*Aim*. Go through the records and give each one again exactly.

*Recorded information*.
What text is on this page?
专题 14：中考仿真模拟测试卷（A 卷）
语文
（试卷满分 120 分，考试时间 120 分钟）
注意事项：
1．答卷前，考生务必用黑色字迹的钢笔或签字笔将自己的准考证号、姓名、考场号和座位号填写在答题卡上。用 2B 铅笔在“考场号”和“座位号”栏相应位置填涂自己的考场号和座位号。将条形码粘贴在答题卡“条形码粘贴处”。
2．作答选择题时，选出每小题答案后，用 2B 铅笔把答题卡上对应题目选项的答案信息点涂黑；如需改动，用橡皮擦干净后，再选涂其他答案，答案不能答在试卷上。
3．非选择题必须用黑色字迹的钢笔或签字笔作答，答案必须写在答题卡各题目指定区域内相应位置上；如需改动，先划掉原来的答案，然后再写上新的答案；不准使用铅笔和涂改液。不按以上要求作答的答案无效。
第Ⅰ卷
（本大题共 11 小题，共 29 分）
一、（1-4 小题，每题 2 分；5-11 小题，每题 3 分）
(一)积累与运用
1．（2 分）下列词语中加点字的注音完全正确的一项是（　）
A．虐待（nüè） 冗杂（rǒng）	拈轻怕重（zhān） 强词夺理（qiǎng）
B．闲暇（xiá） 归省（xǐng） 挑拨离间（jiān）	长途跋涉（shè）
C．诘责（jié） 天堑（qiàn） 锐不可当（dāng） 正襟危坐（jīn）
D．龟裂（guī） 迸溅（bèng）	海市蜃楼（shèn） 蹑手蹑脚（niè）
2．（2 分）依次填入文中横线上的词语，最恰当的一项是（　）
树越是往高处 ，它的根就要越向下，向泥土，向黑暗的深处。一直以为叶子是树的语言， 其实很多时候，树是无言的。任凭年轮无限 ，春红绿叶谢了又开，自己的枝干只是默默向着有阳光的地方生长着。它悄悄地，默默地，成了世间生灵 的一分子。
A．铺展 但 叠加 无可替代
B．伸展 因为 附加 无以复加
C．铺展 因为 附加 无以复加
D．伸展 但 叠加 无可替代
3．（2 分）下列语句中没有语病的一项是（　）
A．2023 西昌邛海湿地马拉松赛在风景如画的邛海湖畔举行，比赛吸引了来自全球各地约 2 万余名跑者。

*Output for this task*.
What text is on this page?
专题 14：中考仿真模拟测试卷（A 卷）
语文
（试卷满分 120 分，考试时间 120 分钟）
注意事项：
1．答卷前，考生务必用黑色字迹的钢笔或签字笔将自己的准考证号、姓名、考场号和座位号填写在答题卡上。用 2B 铅笔在“考场号”和“座位号”栏相应位置填涂自己的考场号和座位号。将条形码粘贴在答题卡“条形码粘贴处”。
2．作答选择题时，选出每小题答案后，用 2B 铅笔把答题卡上对应题目选项的答案信息点涂黑；如需改动，用橡皮擦干净后，再选涂其他答案，答案不能答在试卷上。
3．非选择题必须用黑色字迹的钢笔或签字笔作答，答案必须写在答题卡各题目指定区域内相应位置上；如需改动，先划掉原来的答案，然后再写上新的答案；不准使用铅笔和涂改液。不按以上要求作答的答案无效。
第Ⅰ卷
（本大题共 11 小题，共 29 分）
一、（1-4 小题，每题 2 分；5-11 小题，每题 3 分）
(一)积累与运用
1．（2 分）下列词语中加点字的注音完全正确的一项是（　）
A．虐待（nüè） 冗杂（rǒng）	拈轻怕重（zhān） 强词夺理（qiǎng）
B．闲暇（xiá） 归省（xǐng） 挑拨离间（jiān）	长途跋涉（shè）
C．诘责（jié） 天堑（qiàn） 锐不可当（dāng） 正襟危坐（jīn）
D．龟裂（guī） 迸溅（bèng）	海市蜃楼（shèn） 蹑手蹑脚（niè）
2．（2 分）依次填入文中横线上的词语，最恰当的一项是（　）
树越是往高处 ，它的根就要越向下，向泥土，向黑暗的深处。一直以为叶子是树的语言， 其实很多时候，树是无言的。任凭年轮无限 ，春红绿叶谢了又开，自己的枝干只是默默向着有阳光的地方生长着。它悄悄地，默默地，成了世间生灵 的一分子。
A．铺展 但 叠加 无可替代
B．伸展 因为 附加 无以复加
C．铺展 因为 附加 无以复加
D．伸展 但 叠加 无可替代
3．（2 分）下列语句中没有语病的一项是（　）
A．2023 西昌邛海湿地马拉松赛在风景如画的邛海湖畔举行，比赛吸引了来自全球各地约 2 万余名跑者。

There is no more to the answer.